Extracted records:
-- START --

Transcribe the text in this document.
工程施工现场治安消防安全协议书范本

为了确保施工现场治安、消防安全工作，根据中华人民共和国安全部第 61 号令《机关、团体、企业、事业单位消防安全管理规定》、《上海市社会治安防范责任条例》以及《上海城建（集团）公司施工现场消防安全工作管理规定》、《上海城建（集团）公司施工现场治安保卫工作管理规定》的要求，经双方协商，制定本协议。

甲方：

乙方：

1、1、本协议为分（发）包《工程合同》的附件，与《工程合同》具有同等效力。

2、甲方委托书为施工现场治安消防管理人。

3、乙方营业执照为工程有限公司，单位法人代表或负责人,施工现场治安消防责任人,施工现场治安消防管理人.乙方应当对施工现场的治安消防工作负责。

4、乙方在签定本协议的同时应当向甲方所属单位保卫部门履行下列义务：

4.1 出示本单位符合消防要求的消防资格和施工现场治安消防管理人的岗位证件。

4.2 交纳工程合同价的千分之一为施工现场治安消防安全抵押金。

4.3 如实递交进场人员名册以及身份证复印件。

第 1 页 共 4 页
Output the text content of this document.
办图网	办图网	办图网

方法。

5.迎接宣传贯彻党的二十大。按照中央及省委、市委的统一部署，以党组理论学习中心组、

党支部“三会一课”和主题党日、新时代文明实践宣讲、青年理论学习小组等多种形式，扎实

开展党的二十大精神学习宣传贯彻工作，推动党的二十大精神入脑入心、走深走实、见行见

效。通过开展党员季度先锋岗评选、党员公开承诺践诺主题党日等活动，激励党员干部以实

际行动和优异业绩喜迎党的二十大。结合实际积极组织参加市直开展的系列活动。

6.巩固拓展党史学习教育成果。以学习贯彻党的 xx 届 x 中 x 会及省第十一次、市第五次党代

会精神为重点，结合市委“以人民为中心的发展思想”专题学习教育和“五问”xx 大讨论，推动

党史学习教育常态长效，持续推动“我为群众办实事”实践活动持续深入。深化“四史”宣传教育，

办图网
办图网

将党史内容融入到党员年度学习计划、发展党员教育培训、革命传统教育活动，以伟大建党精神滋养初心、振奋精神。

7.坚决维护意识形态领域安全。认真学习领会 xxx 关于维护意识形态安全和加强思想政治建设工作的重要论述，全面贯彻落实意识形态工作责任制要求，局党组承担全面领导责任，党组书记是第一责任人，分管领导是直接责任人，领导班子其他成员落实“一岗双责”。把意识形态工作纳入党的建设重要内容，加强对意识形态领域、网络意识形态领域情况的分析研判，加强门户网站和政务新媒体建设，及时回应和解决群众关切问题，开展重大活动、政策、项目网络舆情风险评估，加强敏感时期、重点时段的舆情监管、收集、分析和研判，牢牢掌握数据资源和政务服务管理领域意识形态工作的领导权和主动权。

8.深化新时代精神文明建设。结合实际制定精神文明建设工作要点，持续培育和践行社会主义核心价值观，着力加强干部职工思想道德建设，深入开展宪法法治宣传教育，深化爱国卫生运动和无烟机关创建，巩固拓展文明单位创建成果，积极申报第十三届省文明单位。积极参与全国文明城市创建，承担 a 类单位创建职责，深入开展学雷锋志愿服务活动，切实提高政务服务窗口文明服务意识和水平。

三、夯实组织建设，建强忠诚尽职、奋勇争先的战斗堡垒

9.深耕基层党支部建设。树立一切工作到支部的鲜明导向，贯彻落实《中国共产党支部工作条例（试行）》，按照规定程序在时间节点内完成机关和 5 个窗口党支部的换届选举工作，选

-- END --

:: WHAT YOU WILL DO ::
All of the data shown above must be copied exactly.

:: CORRECT OUTPUT ::
Transcribe the text in this document.
工程施工现场治安消防安全协议书范本

为了确保施工现场治安、消防安全工作，根据中华人民共和国安全部第 61 号令《机关、团体、企业、事业单位消防安全管理规定》、《上海市社会治安防范责任条例》以及《上海城建（集团）公司施工现场消防安全工作管理规定》、《上海城建（集团）公司施工现场治安保卫工作管理规定》的要求，经双方协商，制定本协议。

甲方：

乙方：

1、1、本协议为分（发）包《工程合同》的附件，与《工程合同》具有同等效力。

2、甲方委托书为施工现场治安消防管理人。

3、乙方营业执照为工程有限公司，单位法人代表或负责人,施工现场治安消防责任人,施工现场治安消防管理人.乙方应当对施工现场的治安消防工作负责。

4、乙方在签定本协议的同时应当向甲方所属单位保卫部门履行下列义务：

4.1 出示本单位符合消防要求的消防资格和施工现场治安消防管理人的岗位证件。

4.2 交纳工程合同价的千分之一为施工现场治安消防安全抵押金。

4.3 如实递交进场人员名册以及身份证复印件。

第 1 页 共 4 页
Output the text content of this document.
办图网	办图网	办图网

方法。

5.迎接宣传贯彻党的二十大。按照中央及省委、市委的统一部署，以党组理论学习中心组、

党支部“三会一课”和主题党日、新时代文明实践宣讲、青年理论学习小组等多种形式，扎实

开展党的二十大精神学习宣传贯彻工作，推动党的二十大精神入脑入心、走深走实、见行见

效。通过开展党员季度先锋岗评选、党员公开承诺践诺主题党日等活动，激励党员干部以实

际行动和优异业绩喜迎党的二十大。结合实际积极组织参加市直开展的系列活动。

6.巩固拓展党史学习教育成果。以学习贯彻党的 xx 届 x 中 x 会及省第十一次、市第五次党代

会精神为重点，结合市委“以人民为中心的发展思想”专题学习教育和“五问”xx 大讨论，推动

党史学习教育常态长效，持续推动“我为群众办实事”实践活动持续深入。深化“四史”宣传教育，

办图网
办图网

将党史内容融入到党员年度学习计划、发展党员教育培训、革命传统教育活动，以伟大建党精神滋养初心、振奋精神。

7.坚决维护意识形态领域安全。认真学习领会 xxx 关于维护意识形态安全和加强思想政治建设工作的重要论述，全面贯彻落实意识形态工作责任制要求，局党组承担全面领导责任，党组书记是第一责任人，分管领导是直接责任人，领导班子其他成员落实“一岗双责”。把意识形态工作纳入党的建设重要内容，加强对意识形态领域、网络意识形态领域情况的分析研判，加强门户网站和政务新媒体建设，及时回应和解决群众关切问题，开展重大活动、政策、项目网络舆情风险评估，加强敏感时期、重点时段的舆情监管、收集、分析和研判，牢牢掌握数据资源和政务服务管理领域意识形态工作的领导权和主动权。

8.深化新时代精神文明建设。结合实际制定精神文明建设工作要点，持续培育和践行社会主义核心价值观，着力加强干部职工思想道德建设，深入开展宪法法治宣传教育，深化爱国卫生运动和无烟机关创建，巩固拓展文明单位创建成果，积极申报第十三届省文明单位。积极参与全国文明城市创建，承担 a 类单位创建职责，深入开展学雷锋志愿服务活动，切实提高政务服务窗口文明服务意识和水平。

三、夯实组织建设，建强忠诚尽职、奋勇争先的战斗堡垒

9.深耕基层党支部建设。树立一切工作到支部的鲜明导向，贯彻落实《中国共产党支部工作条例（试行）》，按照规定程序在时间节点内完成机关和 5 个窗口党支部的换届选举工作，选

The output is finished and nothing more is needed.